*WHAT YOU HAVE TO DO*:
Each line in the entries below that holds the string "бурильных" is to be listed.
** BEGIN DATA **
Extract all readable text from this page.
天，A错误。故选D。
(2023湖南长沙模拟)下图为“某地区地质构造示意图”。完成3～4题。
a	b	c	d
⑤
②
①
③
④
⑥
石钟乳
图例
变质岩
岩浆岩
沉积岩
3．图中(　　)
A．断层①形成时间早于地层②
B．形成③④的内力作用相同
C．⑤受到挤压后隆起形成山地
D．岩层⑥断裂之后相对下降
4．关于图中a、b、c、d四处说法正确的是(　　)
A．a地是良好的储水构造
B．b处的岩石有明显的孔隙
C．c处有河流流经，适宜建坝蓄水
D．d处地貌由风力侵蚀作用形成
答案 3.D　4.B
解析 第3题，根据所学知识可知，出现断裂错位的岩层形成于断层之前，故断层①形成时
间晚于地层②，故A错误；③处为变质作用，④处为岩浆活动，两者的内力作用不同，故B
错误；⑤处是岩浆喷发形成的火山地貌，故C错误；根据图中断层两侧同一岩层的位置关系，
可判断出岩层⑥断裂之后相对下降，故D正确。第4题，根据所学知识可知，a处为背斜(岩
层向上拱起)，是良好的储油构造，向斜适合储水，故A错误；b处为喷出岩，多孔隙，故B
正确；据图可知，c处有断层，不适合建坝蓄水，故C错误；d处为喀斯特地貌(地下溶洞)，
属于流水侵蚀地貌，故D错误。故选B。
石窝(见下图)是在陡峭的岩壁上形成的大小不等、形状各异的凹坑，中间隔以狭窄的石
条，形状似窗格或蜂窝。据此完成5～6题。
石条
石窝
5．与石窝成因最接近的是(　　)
** END DATA **
** BEGIN DATA **
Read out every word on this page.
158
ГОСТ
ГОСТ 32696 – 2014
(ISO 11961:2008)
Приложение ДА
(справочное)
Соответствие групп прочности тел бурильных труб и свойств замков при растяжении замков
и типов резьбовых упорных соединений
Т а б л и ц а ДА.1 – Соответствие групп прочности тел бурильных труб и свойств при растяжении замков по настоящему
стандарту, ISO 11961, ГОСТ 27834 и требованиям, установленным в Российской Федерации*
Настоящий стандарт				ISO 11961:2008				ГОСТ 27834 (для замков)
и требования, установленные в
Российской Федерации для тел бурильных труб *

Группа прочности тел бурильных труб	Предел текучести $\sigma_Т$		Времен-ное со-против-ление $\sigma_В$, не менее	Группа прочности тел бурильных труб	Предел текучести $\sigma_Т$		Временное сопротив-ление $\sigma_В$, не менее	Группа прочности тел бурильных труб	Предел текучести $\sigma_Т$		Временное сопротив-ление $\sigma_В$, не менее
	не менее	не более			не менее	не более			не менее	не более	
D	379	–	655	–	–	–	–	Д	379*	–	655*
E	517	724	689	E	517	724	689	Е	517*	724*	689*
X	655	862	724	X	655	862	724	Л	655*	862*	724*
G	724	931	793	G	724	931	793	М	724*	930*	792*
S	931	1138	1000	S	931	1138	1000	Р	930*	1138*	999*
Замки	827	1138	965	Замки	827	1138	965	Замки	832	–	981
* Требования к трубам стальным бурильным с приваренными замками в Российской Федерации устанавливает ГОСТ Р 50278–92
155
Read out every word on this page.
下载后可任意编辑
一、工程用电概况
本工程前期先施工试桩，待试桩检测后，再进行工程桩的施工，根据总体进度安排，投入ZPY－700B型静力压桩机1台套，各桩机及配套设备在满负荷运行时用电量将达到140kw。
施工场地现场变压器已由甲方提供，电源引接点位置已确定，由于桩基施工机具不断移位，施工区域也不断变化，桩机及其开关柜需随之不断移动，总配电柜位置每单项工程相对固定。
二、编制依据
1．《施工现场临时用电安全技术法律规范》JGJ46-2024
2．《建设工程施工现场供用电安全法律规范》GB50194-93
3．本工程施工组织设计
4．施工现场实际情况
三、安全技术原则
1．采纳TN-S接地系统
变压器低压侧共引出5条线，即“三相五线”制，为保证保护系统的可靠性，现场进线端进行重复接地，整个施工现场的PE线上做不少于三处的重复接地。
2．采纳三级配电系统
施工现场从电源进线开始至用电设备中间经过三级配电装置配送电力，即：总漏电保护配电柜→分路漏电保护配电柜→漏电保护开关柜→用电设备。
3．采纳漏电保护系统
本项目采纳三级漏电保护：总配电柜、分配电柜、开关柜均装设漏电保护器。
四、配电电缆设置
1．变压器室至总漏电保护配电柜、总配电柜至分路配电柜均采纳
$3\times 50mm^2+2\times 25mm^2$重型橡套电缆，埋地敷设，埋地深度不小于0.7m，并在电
** END DATA **
*TASK OUTPUT*:
Соответствие групп прочности тел бурильных труб и свойств замков при растяжении замков
Т а б л и ц а ДА.1 – Соответствие групп прочности тел бурильных труб и свойств при растяжении замков по настоящему
Российской Федерации для тел бурильных труб *
Группа прочности тел бурильных труб	Предел текучести $\sigma_Т$		Времен-ное со-против-ление $\sigma_В$, не менее	Группа прочности тел бурильных труб	Предел текучести $\sigma_Т$		Временное сопротив-ление $\sigma_В$, не менее	Группа прочности тел бурильных труб	Предел текучести $\sigma_Т$		Временное сопротив-ление $\sigma_В$, не менее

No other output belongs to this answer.